# Start of MATERIAL SUPPLIED
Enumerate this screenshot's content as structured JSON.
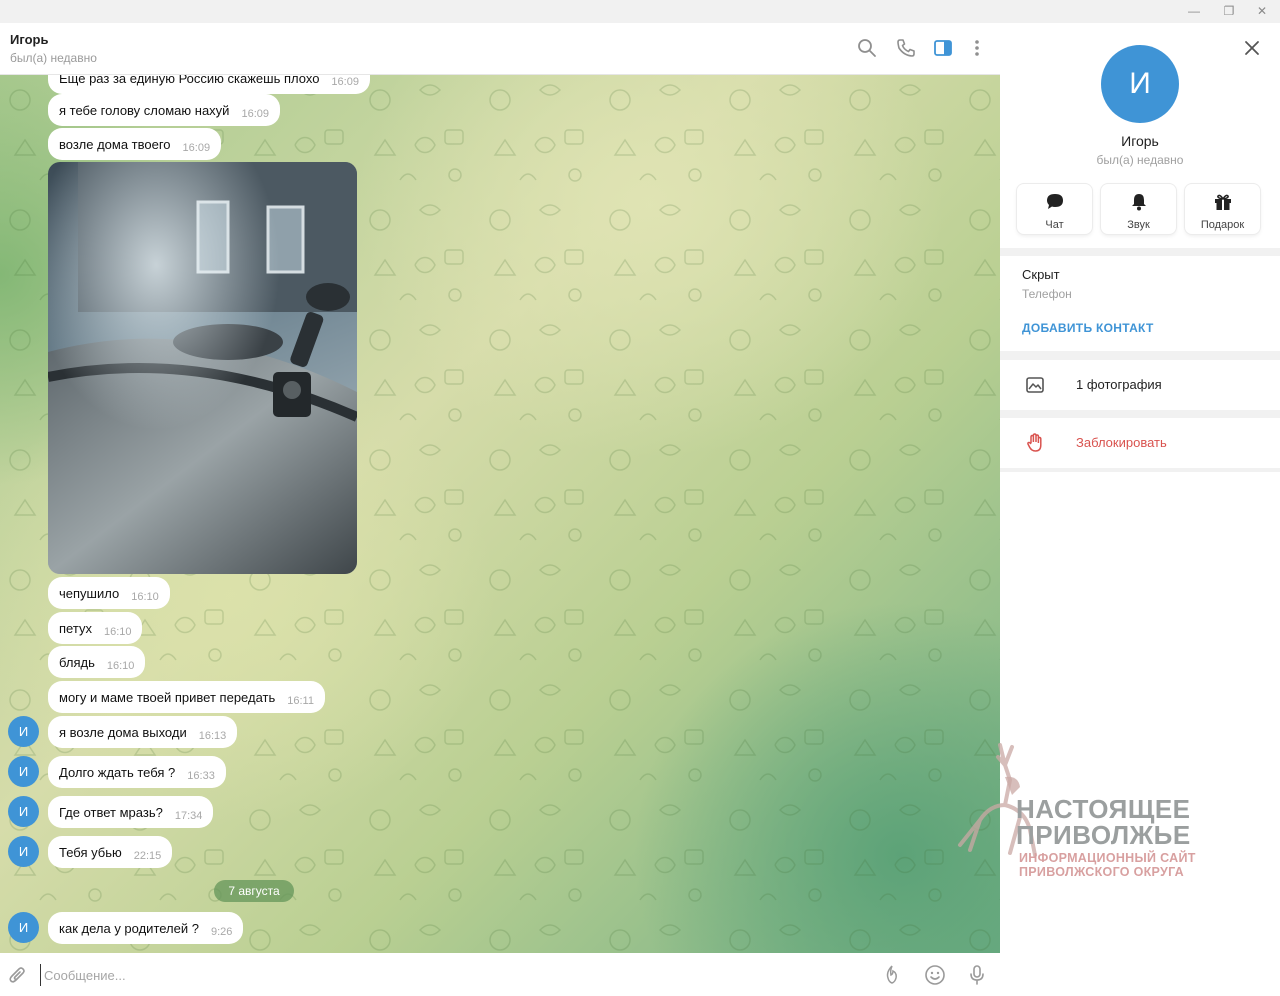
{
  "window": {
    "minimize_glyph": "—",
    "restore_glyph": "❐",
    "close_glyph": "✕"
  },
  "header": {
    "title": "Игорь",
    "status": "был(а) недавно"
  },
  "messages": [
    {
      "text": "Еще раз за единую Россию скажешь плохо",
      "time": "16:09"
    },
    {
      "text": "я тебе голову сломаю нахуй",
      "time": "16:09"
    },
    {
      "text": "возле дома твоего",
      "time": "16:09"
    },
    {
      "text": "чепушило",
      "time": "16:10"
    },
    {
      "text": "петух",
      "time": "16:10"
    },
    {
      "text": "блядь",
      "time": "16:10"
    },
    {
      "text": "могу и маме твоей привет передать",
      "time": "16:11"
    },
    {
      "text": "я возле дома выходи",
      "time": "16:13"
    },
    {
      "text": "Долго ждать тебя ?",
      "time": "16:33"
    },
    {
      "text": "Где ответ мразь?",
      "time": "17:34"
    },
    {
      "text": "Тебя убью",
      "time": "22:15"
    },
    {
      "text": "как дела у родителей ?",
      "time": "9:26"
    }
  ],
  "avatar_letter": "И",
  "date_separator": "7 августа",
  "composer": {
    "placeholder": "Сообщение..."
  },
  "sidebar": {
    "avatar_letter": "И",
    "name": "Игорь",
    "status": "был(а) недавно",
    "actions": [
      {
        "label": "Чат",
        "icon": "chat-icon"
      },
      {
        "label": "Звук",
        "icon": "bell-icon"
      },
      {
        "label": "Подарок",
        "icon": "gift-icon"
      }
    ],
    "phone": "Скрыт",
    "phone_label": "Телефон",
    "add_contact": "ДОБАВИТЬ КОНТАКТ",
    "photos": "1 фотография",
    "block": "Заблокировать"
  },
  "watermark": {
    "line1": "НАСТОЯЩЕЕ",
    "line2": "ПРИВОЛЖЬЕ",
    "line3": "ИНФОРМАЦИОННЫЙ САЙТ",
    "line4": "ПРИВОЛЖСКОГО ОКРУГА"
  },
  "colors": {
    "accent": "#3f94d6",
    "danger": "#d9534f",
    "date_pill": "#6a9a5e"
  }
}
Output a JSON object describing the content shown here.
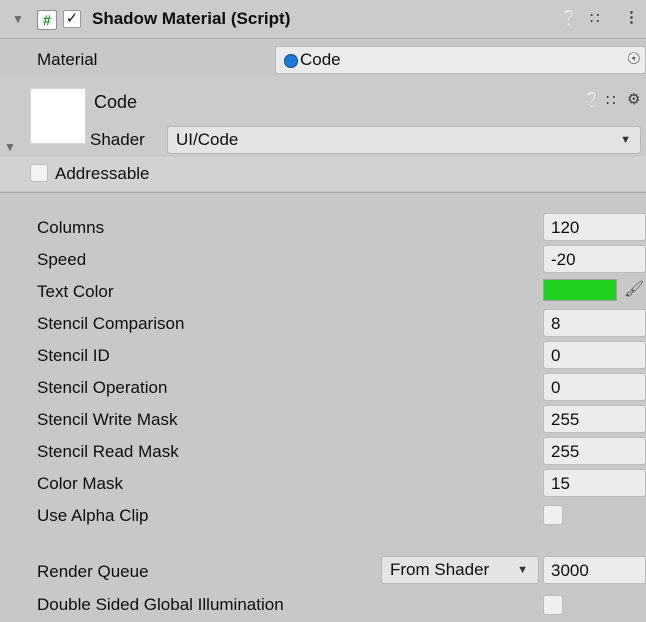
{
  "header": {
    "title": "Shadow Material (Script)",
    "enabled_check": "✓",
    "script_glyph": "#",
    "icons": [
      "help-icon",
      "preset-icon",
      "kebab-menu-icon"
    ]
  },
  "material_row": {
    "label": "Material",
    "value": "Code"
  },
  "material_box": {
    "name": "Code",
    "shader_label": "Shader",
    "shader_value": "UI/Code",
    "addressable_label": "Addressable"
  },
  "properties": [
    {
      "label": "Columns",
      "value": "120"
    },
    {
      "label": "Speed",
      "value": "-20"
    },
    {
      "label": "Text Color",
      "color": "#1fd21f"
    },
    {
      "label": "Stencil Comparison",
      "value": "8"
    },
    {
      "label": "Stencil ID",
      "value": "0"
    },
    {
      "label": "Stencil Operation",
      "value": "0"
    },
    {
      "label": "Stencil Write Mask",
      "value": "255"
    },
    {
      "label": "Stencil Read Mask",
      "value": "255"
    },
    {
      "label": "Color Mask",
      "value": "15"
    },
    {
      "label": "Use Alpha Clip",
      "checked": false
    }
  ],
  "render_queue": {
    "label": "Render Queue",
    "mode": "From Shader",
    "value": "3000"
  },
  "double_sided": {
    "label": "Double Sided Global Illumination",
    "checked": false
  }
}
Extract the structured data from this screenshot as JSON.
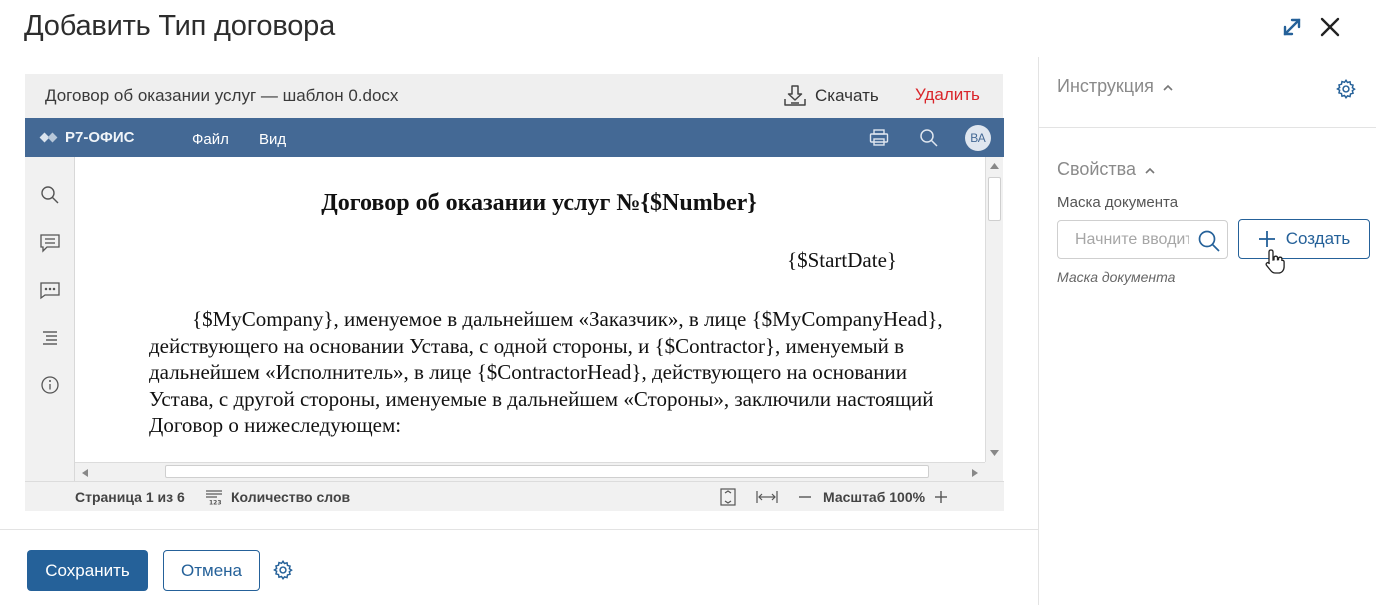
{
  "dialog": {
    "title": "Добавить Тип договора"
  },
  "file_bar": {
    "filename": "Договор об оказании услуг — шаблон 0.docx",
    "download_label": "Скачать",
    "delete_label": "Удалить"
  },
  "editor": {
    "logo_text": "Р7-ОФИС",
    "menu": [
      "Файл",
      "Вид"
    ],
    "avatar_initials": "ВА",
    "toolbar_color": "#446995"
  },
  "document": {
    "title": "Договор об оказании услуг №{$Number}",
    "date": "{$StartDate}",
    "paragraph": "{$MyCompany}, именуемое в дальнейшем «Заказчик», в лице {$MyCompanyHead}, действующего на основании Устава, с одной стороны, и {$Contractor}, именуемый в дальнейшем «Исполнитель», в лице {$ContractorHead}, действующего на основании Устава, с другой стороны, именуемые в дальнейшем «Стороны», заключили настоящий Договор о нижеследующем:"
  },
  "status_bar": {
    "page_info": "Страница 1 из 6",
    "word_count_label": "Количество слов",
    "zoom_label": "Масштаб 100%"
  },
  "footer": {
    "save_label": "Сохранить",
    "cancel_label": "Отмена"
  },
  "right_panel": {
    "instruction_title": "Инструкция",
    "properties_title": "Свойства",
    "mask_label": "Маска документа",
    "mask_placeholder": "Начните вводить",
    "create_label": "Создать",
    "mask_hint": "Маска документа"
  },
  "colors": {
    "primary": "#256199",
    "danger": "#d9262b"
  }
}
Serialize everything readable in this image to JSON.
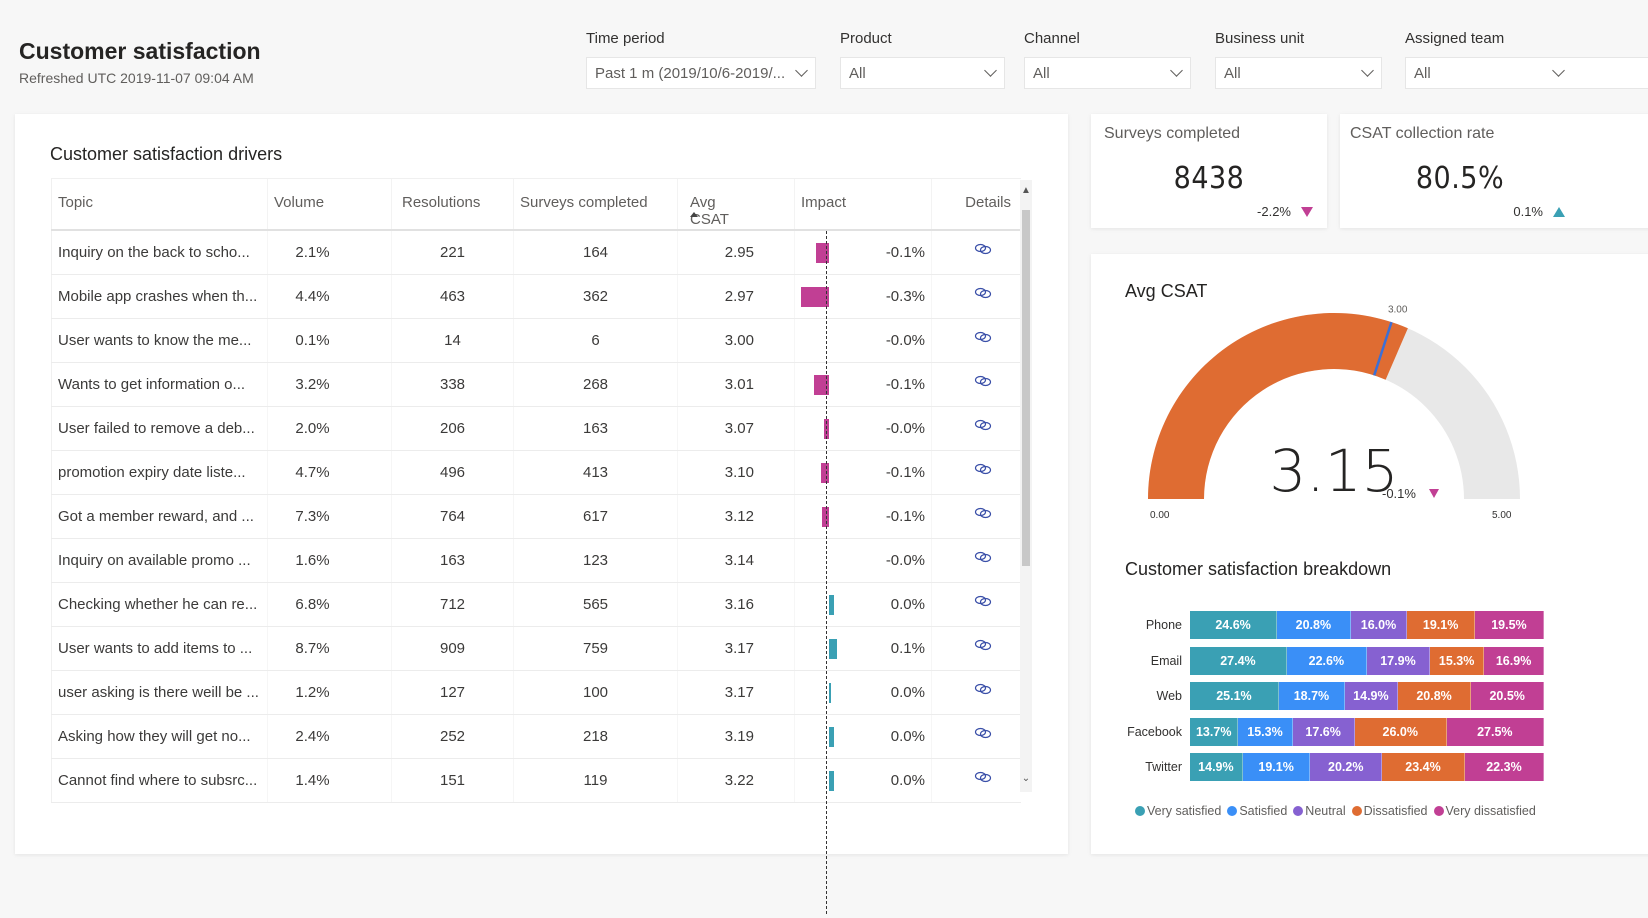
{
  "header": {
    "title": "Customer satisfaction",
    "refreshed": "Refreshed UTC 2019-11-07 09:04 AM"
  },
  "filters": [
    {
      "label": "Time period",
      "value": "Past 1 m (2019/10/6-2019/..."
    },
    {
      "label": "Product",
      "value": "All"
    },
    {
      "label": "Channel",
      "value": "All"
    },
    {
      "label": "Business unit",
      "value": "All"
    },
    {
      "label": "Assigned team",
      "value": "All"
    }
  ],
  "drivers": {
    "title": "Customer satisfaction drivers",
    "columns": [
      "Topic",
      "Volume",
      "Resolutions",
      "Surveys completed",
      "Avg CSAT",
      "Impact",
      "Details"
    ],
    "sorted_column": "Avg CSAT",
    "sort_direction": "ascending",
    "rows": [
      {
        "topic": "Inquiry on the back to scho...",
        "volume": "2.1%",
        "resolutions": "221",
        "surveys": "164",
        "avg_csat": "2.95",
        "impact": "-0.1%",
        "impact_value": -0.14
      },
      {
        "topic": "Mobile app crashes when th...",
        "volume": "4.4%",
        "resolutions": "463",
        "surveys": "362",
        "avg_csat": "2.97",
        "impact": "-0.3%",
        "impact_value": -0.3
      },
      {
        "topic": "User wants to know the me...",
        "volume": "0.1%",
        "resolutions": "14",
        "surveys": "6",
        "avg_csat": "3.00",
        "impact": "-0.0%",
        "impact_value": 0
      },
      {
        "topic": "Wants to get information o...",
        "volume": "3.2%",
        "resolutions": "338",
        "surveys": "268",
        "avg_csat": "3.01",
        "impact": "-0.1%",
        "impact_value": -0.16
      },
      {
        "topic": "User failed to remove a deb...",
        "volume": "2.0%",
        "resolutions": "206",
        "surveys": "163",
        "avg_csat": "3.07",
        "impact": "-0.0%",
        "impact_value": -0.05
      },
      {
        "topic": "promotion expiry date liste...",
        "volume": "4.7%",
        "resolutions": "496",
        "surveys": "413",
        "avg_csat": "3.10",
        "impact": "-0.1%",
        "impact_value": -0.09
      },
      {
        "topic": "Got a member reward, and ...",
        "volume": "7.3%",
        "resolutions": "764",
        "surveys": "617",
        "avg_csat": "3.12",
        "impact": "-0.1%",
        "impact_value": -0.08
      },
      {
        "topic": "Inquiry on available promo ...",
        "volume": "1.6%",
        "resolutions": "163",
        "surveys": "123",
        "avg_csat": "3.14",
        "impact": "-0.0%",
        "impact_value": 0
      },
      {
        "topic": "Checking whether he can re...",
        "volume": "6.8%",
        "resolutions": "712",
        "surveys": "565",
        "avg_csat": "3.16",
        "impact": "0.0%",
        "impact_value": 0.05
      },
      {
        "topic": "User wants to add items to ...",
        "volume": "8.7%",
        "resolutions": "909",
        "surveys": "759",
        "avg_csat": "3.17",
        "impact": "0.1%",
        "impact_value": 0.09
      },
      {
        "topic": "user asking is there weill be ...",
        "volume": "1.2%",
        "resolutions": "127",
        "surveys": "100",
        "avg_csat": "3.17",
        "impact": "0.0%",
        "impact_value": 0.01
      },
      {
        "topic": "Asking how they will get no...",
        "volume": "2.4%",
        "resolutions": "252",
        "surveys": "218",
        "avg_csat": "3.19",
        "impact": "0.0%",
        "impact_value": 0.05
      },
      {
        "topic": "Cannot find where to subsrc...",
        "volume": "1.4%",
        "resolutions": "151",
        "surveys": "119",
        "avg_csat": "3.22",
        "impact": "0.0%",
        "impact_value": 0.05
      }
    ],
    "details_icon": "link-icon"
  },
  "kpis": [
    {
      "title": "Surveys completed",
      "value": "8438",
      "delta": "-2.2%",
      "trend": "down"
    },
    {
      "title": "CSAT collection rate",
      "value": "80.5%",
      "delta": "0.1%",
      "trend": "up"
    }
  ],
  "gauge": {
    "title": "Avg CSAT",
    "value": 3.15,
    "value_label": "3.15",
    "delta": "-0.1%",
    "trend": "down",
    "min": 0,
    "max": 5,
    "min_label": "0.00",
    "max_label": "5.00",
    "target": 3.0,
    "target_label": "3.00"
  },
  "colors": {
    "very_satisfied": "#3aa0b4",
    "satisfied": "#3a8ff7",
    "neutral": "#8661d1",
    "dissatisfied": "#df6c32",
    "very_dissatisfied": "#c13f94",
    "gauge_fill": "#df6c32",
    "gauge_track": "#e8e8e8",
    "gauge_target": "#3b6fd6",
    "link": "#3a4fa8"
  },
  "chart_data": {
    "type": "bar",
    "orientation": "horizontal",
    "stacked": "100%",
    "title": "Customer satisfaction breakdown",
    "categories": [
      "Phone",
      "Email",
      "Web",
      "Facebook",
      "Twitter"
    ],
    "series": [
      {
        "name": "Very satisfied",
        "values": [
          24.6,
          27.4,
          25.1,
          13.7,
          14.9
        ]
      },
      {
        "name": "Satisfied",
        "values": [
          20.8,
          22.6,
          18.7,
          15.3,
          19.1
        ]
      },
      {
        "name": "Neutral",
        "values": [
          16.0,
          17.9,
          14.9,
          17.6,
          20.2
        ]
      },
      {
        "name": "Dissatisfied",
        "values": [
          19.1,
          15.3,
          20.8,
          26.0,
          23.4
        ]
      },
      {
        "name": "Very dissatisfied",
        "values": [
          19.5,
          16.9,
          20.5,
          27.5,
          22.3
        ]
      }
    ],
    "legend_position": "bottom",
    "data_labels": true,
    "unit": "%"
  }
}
# End of MATERIAL SUPPLIED
## THE REQUEST
Return every line above in which the string "JSON" occurs.

## EXERCISE SOLUTION
Enumerate this screenshot's content as structured JSON.
Output a JSON object describing the content shown here.
Extract the structured data from this screenshot as JSON.
Serialize everything readable in this image to JSON.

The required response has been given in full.